_WHAT THE TASK ASKS:_
Pick out every line holding the string "footer" and copy it.

(Dataset entries)
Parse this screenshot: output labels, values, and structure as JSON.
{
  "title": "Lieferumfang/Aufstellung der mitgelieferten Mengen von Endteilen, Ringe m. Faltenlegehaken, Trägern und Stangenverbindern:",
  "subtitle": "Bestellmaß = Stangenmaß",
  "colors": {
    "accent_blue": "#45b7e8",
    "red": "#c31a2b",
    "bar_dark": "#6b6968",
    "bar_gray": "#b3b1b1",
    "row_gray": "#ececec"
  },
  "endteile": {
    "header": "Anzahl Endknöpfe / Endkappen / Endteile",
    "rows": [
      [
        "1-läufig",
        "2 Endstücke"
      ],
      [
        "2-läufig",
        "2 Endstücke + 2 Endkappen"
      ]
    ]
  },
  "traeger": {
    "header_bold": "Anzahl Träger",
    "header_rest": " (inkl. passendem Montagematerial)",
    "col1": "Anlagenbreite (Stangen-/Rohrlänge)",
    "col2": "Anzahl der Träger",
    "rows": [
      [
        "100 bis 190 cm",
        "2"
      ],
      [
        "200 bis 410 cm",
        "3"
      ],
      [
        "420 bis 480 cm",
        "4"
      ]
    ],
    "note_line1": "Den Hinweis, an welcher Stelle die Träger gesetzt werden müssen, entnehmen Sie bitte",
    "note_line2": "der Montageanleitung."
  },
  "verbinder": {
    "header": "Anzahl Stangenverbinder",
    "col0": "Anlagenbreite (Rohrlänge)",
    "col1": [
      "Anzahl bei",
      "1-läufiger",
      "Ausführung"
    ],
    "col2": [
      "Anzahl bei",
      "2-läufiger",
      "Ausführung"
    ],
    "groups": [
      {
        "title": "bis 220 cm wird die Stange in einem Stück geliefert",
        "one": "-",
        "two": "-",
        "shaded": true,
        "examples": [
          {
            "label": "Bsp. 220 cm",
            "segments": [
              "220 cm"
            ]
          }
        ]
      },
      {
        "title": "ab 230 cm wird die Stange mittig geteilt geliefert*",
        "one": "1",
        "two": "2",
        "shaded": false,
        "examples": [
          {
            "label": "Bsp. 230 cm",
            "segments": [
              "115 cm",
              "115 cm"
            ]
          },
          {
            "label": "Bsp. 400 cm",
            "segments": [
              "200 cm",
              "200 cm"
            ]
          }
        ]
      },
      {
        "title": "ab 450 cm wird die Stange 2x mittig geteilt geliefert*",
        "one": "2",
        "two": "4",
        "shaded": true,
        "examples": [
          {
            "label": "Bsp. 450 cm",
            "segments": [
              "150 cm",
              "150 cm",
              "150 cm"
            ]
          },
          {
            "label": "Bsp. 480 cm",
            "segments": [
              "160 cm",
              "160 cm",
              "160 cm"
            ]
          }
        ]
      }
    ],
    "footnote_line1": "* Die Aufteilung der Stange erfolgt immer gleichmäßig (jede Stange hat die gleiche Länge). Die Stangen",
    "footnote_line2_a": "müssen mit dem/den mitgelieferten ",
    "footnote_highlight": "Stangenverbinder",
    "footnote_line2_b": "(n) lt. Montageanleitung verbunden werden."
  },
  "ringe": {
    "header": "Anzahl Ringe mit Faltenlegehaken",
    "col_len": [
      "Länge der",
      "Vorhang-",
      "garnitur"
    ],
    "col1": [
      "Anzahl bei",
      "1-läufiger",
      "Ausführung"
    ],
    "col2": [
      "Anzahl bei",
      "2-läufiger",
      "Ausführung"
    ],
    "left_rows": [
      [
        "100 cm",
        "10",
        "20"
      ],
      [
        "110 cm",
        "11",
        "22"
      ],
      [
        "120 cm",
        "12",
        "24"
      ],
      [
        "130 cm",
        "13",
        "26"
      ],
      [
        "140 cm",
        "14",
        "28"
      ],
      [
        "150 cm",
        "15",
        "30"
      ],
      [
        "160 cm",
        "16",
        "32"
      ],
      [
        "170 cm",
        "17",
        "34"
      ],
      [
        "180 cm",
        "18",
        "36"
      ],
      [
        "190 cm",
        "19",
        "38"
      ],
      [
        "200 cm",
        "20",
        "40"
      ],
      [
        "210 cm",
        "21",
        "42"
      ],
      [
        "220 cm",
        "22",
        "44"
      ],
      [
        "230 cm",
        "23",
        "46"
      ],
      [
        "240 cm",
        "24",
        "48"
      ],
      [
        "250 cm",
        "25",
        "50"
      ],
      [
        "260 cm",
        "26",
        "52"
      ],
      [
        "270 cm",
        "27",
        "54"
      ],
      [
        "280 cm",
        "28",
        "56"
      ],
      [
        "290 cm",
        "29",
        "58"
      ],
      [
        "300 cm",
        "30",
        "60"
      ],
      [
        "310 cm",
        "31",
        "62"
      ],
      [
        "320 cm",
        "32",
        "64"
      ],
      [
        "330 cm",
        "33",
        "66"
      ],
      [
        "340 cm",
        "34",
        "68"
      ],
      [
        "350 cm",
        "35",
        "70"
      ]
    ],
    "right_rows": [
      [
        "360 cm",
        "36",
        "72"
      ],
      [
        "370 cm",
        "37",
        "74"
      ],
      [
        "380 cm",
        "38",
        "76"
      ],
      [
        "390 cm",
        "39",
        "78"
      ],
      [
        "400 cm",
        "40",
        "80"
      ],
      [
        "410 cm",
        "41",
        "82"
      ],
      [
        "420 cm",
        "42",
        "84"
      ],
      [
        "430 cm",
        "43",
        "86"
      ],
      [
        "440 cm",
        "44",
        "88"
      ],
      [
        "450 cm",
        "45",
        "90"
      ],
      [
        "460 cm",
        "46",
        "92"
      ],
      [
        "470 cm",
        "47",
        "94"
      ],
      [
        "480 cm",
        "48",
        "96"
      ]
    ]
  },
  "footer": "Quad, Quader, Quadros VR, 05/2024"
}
...
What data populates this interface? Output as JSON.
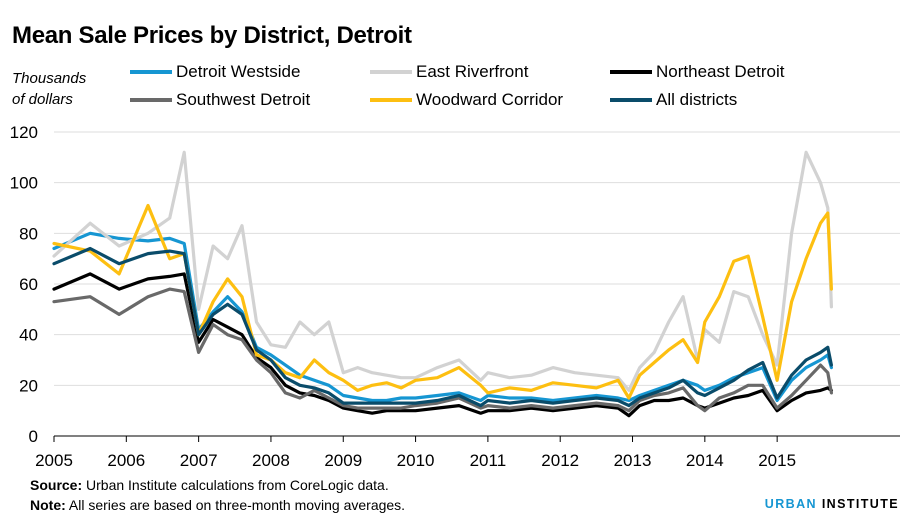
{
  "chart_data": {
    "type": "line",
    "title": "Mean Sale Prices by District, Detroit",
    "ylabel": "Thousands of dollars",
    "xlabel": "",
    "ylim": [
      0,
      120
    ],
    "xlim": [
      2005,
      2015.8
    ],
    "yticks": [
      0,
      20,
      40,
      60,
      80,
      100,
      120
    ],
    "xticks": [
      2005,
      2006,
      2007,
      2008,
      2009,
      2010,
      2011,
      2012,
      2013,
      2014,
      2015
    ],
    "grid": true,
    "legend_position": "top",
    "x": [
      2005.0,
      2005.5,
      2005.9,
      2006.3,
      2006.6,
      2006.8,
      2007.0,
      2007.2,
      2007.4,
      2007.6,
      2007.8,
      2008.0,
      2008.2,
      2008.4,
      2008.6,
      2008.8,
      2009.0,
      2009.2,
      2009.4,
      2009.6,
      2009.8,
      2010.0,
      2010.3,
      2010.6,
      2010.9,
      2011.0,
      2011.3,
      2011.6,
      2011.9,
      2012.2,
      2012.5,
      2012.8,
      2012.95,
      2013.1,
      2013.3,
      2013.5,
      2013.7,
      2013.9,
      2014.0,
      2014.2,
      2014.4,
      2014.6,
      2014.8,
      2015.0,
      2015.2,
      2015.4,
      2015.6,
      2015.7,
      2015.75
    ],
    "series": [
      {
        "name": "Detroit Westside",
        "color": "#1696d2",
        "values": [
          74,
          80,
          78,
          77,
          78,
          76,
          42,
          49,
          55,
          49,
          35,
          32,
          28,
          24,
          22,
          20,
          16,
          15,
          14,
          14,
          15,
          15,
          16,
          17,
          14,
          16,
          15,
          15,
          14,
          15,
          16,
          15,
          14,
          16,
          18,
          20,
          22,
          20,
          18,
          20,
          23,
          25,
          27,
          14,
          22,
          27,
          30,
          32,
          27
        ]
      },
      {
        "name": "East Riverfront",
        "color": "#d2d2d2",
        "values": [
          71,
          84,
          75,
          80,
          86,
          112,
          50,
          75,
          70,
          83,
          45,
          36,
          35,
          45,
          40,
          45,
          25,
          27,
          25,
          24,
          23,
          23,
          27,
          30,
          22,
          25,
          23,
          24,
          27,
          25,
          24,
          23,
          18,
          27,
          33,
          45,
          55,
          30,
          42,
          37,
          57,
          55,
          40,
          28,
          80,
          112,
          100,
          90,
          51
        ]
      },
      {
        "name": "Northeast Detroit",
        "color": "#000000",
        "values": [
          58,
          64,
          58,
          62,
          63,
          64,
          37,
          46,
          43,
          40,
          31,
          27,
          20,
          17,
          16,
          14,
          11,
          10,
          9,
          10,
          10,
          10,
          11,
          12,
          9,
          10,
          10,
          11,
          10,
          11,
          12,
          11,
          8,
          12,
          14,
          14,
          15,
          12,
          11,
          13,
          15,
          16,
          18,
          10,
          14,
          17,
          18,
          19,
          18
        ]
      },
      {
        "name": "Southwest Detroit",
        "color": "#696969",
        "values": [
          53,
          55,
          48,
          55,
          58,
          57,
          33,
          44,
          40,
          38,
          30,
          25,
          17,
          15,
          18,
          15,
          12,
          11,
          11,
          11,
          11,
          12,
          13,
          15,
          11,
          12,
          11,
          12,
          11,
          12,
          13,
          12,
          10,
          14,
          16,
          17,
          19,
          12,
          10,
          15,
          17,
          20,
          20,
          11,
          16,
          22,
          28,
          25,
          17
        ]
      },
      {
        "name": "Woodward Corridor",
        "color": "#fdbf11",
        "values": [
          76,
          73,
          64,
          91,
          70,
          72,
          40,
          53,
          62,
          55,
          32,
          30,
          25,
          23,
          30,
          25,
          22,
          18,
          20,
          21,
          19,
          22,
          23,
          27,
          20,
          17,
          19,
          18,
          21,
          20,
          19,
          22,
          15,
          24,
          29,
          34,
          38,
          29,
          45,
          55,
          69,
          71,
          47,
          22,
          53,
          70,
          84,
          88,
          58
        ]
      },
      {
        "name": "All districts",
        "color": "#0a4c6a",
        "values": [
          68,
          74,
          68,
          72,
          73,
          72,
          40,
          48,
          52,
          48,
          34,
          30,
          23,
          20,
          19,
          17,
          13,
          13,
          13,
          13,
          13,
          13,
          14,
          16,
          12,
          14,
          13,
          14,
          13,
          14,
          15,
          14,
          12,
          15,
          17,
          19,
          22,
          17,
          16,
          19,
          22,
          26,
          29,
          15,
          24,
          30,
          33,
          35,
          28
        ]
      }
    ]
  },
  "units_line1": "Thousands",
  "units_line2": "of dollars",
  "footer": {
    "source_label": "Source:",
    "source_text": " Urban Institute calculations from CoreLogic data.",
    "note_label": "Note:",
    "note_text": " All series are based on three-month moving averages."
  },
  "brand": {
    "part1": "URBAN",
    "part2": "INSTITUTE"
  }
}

_EXERCISE ANSWER:_
  "footer": "Quad, Quader, Quadros VR, 05/2024"
  "footer": {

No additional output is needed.